▶ Your objective: From the listing, collect all lines containing the word "data".

▶ Input for this task:
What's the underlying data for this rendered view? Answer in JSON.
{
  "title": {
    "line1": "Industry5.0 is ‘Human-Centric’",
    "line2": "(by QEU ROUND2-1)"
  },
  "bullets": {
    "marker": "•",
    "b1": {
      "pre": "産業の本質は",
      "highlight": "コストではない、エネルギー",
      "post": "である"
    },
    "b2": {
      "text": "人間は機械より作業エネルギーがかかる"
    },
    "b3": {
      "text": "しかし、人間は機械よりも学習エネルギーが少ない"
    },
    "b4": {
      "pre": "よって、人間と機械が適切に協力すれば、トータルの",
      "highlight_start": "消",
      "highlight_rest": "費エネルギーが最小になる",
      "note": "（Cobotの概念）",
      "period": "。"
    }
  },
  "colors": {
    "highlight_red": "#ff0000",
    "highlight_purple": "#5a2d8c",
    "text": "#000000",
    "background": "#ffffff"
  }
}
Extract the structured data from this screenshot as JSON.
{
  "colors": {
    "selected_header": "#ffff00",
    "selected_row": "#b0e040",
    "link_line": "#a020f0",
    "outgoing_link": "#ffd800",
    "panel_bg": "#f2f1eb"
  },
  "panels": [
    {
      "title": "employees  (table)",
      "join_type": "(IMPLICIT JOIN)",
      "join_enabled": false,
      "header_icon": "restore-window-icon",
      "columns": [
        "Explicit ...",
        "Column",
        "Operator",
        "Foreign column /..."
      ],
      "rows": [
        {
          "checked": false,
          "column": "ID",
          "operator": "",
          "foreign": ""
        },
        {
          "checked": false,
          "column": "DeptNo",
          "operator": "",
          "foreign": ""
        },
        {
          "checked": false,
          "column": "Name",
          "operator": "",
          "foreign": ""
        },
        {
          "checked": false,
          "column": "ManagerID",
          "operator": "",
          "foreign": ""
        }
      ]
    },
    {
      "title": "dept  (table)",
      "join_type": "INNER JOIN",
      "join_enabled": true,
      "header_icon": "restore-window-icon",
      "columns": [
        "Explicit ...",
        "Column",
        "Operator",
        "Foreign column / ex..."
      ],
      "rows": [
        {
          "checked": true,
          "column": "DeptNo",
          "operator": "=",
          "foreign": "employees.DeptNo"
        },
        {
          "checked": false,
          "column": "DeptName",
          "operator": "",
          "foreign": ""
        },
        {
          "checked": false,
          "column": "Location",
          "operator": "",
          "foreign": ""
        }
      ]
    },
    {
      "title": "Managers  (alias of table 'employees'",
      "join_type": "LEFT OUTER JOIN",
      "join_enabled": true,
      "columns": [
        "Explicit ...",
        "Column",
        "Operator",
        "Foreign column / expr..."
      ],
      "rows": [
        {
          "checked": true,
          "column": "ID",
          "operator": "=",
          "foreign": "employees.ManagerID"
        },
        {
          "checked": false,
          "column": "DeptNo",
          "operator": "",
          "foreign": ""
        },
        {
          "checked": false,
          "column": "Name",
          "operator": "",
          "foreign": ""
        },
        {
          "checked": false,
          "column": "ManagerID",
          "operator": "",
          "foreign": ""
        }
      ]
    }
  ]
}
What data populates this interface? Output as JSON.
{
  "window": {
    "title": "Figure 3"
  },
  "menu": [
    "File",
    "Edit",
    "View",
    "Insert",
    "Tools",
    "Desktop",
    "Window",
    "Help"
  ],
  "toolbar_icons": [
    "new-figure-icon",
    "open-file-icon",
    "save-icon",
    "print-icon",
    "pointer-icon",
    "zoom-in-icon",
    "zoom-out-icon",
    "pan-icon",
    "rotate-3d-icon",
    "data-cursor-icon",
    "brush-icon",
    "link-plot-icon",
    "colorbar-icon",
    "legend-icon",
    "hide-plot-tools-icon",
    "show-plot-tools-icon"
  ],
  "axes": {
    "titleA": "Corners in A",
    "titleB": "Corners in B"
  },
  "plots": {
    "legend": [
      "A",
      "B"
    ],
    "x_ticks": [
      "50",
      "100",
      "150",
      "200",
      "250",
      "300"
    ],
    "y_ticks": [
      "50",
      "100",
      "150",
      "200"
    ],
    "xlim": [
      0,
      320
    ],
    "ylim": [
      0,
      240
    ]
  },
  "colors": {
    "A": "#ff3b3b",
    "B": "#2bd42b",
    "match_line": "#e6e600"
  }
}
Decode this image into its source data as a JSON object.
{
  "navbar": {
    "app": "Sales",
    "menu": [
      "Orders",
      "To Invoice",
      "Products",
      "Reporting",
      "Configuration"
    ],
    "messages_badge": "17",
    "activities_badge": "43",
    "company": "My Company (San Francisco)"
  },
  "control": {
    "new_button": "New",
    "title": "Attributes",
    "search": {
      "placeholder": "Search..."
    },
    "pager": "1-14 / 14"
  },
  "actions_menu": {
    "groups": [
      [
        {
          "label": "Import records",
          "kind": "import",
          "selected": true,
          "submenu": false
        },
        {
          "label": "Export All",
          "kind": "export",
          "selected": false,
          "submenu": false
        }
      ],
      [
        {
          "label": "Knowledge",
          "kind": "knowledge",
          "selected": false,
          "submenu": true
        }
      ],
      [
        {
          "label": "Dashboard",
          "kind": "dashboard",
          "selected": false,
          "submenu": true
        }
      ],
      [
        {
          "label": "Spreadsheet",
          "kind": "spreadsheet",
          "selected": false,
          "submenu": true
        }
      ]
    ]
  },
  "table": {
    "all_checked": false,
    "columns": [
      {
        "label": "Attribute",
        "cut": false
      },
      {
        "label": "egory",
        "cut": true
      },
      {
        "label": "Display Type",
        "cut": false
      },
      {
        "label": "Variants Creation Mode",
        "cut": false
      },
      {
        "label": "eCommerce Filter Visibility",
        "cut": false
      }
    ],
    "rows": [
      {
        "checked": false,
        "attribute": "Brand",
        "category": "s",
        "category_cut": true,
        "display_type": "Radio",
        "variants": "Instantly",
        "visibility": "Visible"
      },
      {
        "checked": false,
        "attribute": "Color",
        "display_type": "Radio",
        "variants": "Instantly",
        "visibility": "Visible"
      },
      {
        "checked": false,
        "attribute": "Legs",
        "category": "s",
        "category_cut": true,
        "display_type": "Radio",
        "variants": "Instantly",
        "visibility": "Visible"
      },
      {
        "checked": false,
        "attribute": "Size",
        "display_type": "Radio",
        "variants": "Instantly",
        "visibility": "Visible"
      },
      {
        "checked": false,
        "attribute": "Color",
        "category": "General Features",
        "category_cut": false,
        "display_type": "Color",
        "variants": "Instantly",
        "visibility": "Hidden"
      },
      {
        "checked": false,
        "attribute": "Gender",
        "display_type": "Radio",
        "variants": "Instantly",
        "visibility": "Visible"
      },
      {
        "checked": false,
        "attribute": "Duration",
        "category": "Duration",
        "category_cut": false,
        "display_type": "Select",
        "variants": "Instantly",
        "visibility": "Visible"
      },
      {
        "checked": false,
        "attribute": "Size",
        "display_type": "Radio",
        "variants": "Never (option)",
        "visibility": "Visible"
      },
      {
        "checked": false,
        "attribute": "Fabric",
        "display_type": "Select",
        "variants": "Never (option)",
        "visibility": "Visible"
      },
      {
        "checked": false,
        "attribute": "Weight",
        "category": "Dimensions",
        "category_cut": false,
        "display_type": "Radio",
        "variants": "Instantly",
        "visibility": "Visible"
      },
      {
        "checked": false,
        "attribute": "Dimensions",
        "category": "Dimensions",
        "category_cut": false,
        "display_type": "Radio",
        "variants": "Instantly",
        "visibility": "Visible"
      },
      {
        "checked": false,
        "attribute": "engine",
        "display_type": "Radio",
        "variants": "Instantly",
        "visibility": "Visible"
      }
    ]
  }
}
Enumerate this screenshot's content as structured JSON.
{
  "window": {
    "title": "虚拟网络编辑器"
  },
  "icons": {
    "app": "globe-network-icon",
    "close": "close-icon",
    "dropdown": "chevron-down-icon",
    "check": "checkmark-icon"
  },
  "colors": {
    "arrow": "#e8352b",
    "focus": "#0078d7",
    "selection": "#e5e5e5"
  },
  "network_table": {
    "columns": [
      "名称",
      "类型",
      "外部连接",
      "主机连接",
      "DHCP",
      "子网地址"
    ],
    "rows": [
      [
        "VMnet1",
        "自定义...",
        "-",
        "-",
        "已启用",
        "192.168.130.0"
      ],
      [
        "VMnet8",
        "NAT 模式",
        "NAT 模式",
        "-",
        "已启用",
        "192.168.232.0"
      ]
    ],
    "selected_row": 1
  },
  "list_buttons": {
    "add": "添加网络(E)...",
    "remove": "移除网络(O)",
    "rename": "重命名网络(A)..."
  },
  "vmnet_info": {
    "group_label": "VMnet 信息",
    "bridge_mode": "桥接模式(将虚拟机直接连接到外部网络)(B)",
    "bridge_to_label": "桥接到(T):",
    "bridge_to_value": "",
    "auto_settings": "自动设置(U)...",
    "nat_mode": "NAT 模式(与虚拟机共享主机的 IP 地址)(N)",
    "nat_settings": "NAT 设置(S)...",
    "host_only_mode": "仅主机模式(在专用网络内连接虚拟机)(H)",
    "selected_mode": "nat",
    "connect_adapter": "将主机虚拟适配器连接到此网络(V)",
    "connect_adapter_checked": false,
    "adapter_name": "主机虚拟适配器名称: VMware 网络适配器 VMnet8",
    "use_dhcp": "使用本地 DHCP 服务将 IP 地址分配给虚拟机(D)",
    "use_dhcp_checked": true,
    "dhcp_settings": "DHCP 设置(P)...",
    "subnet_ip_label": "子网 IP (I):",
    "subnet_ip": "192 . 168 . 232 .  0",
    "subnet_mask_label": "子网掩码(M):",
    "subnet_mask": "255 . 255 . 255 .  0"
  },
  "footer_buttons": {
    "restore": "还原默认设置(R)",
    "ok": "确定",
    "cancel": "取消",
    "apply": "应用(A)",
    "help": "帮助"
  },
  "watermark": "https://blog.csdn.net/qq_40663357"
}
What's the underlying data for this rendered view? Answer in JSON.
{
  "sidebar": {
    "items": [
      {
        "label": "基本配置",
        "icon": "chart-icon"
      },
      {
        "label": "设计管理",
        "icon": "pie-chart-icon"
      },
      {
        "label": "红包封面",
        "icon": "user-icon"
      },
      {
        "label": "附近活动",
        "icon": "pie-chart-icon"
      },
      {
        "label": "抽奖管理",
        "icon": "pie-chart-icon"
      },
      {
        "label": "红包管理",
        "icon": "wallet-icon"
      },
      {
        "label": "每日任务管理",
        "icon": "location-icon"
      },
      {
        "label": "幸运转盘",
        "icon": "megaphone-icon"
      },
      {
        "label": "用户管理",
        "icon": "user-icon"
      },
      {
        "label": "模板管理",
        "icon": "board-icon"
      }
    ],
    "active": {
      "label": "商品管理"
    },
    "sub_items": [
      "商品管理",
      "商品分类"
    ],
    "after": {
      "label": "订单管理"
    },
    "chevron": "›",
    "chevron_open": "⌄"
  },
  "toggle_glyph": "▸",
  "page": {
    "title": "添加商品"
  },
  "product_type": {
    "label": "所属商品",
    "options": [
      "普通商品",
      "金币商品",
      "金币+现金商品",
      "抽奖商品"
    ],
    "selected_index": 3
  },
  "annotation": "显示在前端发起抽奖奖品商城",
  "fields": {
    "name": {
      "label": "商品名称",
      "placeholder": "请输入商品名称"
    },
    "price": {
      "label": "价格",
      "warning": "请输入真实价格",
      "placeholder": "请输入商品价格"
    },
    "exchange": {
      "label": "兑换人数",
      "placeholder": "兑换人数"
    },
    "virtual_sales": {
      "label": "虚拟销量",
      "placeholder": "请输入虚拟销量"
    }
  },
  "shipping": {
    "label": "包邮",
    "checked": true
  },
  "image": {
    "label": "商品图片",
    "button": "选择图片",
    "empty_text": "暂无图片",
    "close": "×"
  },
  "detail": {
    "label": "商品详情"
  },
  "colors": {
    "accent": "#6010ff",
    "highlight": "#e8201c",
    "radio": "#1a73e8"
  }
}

▶ Correct result:
What's the underlying data for this rendered view? Answer in JSON.
Extract the structured data from this screenshot as JSON.
What data populates this interface? Output as JSON.
    "data-cursor-icon",
Decode this image into its source data as a JSON object.
What's the underlying data for this rendered view? Answer in JSON.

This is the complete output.